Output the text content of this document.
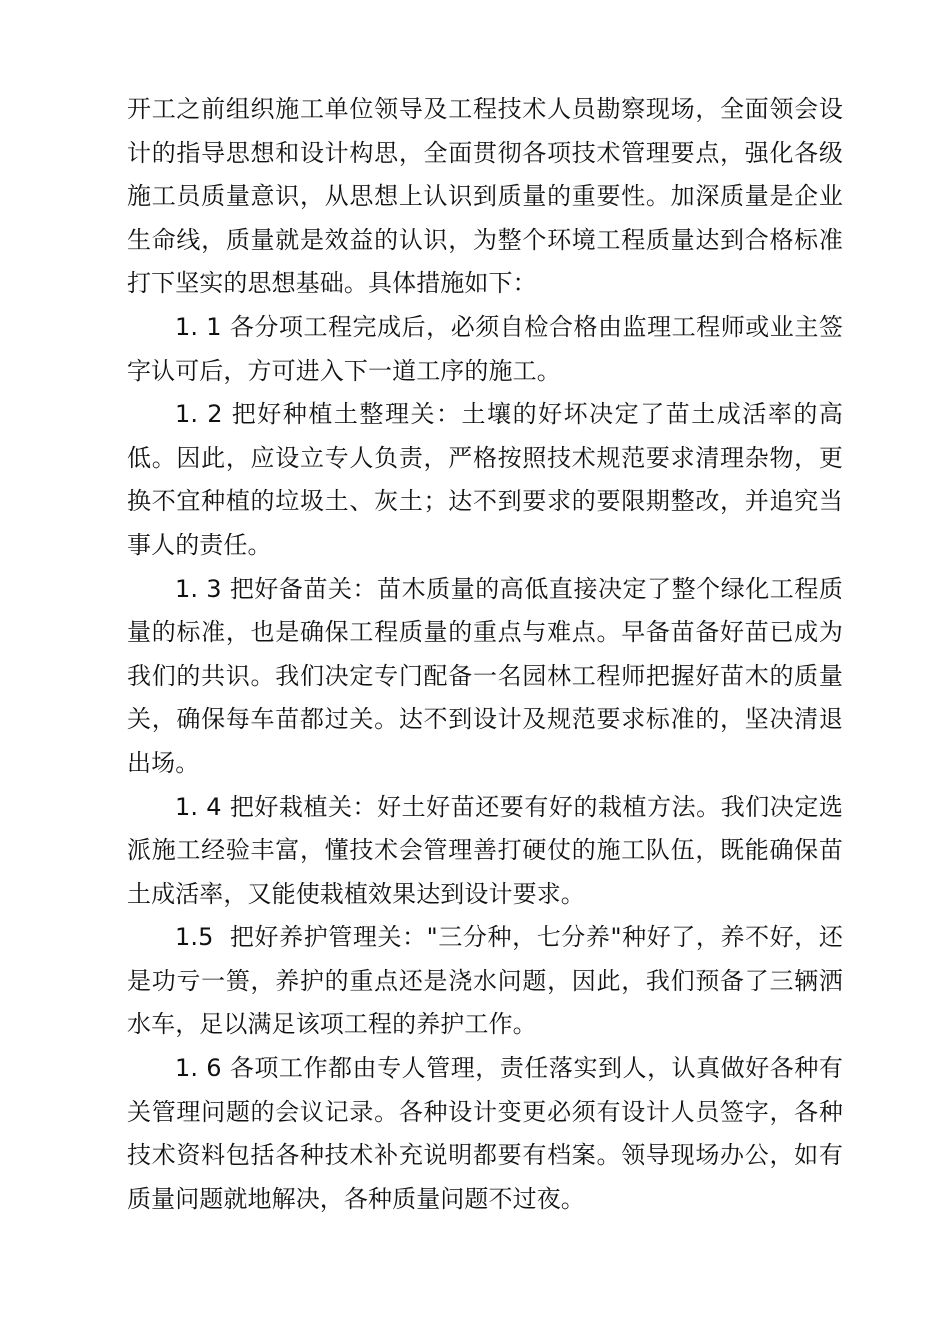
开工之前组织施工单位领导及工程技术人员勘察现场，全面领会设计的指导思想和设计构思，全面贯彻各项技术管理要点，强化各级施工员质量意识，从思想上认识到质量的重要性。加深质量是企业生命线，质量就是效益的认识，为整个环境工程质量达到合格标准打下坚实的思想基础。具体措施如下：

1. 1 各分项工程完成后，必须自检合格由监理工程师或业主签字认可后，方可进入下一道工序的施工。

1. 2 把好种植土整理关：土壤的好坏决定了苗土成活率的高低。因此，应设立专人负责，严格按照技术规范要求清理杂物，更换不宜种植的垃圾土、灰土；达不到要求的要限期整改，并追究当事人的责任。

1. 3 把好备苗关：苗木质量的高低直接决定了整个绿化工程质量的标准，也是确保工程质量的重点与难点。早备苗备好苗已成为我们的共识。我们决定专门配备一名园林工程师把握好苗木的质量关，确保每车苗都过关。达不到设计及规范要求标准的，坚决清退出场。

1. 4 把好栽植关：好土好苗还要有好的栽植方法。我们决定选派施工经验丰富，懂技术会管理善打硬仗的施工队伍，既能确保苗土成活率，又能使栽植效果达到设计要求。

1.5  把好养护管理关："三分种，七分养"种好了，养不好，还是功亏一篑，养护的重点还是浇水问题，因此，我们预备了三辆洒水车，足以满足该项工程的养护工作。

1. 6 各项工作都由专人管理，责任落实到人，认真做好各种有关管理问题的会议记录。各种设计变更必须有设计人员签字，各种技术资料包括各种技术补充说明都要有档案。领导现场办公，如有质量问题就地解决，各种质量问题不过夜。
::::::::::
Repeat the listing in full and exactly. Leave any pictures out.

Completed exercise:
Output the text content of this document.
开工之前组织施工单位领导及工程技术人员勘察现场，全面领会设计的指导思想和设计构思，全面贯彻各项技术管理要点，强化各级施工员质量意识，从思想上认识到质量的重要性。加深质量是企业生命线，质量就是效益的认识，为整个环境工程质量达到合格标准打下坚实的思想基础。具体措施如下：

1. 1 各分项工程完成后，必须自检合格由监理工程师或业主签字认可后，方可进入下一道工序的施工。

1. 2 把好种植土整理关：土壤的好坏决定了苗土成活率的高低。因此，应设立专人负责，严格按照技术规范要求清理杂物，更换不宜种植的垃圾土、灰土；达不到要求的要限期整改，并追究当事人的责任。

1. 3 把好备苗关：苗木质量的高低直接决定了整个绿化工程质量的标准，也是确保工程质量的重点与难点。早备苗备好苗已成为我们的共识。我们决定专门配备一名园林工程师把握好苗木的质量关，确保每车苗都过关。达不到设计及规范要求标准的，坚决清退出场。

1. 4 把好栽植关：好土好苗还要有好的栽植方法。我们决定选派施工经验丰富，懂技术会管理善打硬仗的施工队伍，既能确保苗土成活率，又能使栽植效果达到设计要求。

1.5  把好养护管理关："三分种，七分养"种好了，养不好，还是功亏一篑，养护的重点还是浇水问题，因此，我们预备了三辆洒水车，足以满足该项工程的养护工作。

1. 6 各项工作都由专人管理，责任落实到人，认真做好各种有关管理问题的会议记录。各种设计变更必须有设计人员签字，各种技术资料包括各种技术补充说明都要有档案。领导现场办公，如有质量问题就地解决，各种质量问题不过夜。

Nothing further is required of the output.